• Do this: Would you return the complete listing below word for word?

• Data for this exercise:
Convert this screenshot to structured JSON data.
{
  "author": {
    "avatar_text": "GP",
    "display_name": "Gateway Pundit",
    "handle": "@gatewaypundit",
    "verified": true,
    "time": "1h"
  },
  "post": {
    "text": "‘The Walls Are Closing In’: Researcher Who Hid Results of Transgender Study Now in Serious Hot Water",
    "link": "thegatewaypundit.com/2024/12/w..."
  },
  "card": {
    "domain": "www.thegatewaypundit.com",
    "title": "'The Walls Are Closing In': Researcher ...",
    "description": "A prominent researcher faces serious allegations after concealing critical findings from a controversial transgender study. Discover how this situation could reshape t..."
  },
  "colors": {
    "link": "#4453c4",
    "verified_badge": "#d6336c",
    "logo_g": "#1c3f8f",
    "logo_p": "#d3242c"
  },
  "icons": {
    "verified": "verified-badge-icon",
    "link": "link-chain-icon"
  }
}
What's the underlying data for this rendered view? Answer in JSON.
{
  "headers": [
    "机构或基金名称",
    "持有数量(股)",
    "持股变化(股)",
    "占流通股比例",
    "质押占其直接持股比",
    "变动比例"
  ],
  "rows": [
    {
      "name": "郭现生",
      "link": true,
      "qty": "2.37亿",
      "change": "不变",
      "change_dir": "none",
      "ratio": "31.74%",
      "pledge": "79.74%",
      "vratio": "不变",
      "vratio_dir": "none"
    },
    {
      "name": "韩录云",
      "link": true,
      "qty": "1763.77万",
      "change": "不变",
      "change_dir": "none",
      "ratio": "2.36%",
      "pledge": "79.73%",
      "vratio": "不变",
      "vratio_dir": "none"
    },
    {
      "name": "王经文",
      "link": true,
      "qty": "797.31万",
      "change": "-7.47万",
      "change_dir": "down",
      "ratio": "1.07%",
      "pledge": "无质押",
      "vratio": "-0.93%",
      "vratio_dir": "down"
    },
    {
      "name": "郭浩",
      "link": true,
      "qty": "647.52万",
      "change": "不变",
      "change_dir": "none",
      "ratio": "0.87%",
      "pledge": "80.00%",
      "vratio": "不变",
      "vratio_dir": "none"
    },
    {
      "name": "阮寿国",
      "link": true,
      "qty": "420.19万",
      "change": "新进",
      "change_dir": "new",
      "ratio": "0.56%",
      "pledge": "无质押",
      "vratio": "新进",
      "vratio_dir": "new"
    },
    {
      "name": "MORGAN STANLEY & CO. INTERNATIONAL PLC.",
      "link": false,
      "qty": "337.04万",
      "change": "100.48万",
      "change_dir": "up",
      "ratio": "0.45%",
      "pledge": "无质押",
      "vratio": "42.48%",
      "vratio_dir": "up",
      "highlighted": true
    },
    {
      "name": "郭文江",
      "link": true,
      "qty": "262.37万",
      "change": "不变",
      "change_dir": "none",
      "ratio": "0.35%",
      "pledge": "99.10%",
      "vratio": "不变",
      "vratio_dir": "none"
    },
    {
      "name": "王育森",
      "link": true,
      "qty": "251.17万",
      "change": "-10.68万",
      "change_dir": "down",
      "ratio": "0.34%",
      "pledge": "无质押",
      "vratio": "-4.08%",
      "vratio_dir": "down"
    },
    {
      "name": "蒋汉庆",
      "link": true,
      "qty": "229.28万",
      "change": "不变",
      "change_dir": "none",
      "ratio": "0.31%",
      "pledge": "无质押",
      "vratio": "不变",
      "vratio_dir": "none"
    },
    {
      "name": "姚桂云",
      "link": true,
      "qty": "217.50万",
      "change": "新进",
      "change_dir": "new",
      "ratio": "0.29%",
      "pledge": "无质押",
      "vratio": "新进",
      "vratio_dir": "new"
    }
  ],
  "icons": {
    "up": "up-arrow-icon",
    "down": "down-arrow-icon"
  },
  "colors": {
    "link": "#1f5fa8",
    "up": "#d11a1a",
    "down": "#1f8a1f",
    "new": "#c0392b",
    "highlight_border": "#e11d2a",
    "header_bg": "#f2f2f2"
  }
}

• Task solution:
Convert this screenshot to structured JSON data.
{
  "author": {
    "avatar_text": "GP",
    "display_name": "Gateway Pundit",
    "handle": "@gatewaypundit",
    "verified": true,
    "time": "1h"
  },
  "post": {
    "text": "‘The Walls Are Closing In’: Researcher Who Hid Results of Transgender Study Now in Serious Hot Water",
    "link": "thegatewaypundit.com/2024/12/w..."
  },
  "card": {
    "domain": "www.thegatewaypundit.com",
    "title": "'The Walls Are Closing In': Researcher ...",
    "description": "A prominent researcher faces serious allegations after concealing critical findings from a controversial transgender study. Discover how this situation could reshape t..."
  },
  "colors": {
    "link": "#4453c4",
    "verified_badge": "#d6336c",
    "logo_g": "#1c3f8f",
    "logo_p": "#d3242c"
  },
  "icons": {
    "verified": "verified-badge-icon",
    "link": "link-chain-icon"
  }
}
What's the underlying data for this rendered view? Answer in JSON.
{
  "headers": [
    "机构或基金名称",
    "持有数量(股)",
    "持股变化(股)",
    "占流通股比例",
    "质押占其直接持股比",
    "变动比例"
  ],
  "rows": [
    {
      "name": "郭现生",
      "link": true,
      "qty": "2.37亿",
      "change": "不变",
      "change_dir": "none",
      "ratio": "31.74%",
      "pledge": "79.74%",
      "vratio": "不变",
      "vratio_dir": "none"
    },
    {
      "name": "韩录云",
      "link": true,
      "qty": "1763.77万",
      "change": "不变",
      "change_dir": "none",
      "ratio": "2.36%",
      "pledge": "79.73%",
      "vratio": "不变",
      "vratio_dir": "none"
    },
    {
      "name": "王经文",
      "link": true,
      "qty": "797.31万",
      "change": "-7.47万",
      "change_dir": "down",
      "ratio": "1.07%",
      "pledge": "无质押",
      "vratio": "-0.93%",
      "vratio_dir": "down"
    },
    {
      "name": "郭浩",
      "link": true,
      "qty": "647.52万",
      "change": "不变",
      "change_dir": "none",
      "ratio": "0.87%",
      "pledge": "80.00%",
      "vratio": "不变",
      "vratio_dir": "none"
    },
    {
      "name": "阮寿国",
      "link": true,
      "qty": "420.19万",
      "change": "新进",
      "change_dir": "new",
      "ratio": "0.56%",
      "pledge": "无质押",
      "vratio": "新进",
      "vratio_dir": "new"
    },
    {
      "name": "MORGAN STANLEY & CO. INTERNATIONAL PLC.",
      "link": false,
      "qty": "337.04万",
      "change": "100.48万",
      "change_dir": "up",
      "ratio": "0.45%",
      "pledge": "无质押",
      "vratio": "42.48%",
      "vratio_dir": "up",
      "highlighted": true
    },
    {
      "name": "郭文江",
      "link": true,
      "qty": "262.37万",
      "change": "不变",
      "change_dir": "none",
      "ratio": "0.35%",
      "pledge": "99.10%",
      "vratio": "不变",
      "vratio_dir": "none"
    },
    {
      "name": "王育森",
      "link": true,
      "qty": "251.17万",
      "change": "-10.68万",
      "change_dir": "down",
      "ratio": "0.34%",
      "pledge": "无质押",
      "vratio": "-4.08%",
      "vratio_dir": "down"
    },
    {
      "name": "蒋汉庆",
      "link": true,
      "qty": "229.28万",
      "change": "不变",
      "change_dir": "none",
      "ratio": "0.31%",
      "pledge": "无质押",
      "vratio": "不变",
      "vratio_dir": "none"
    },
    {
      "name": "姚桂云",
      "link": true,
      "qty": "217.50万",
      "change": "新进",
      "change_dir": "new",
      "ratio": "0.29%",
      "pledge": "无质押",
      "vratio": "新进",
      "vratio_dir": "new"
    }
  ],
  "icons": {
    "up": "up-arrow-icon",
    "down": "down-arrow-icon"
  },
  "colors": {
    "link": "#1f5fa8",
    "up": "#d11a1a",
    "down": "#1f8a1f",
    "new": "#c0392b",
    "highlight_border": "#e11d2a",
    "header_bg": "#f2f2f2"
  }
}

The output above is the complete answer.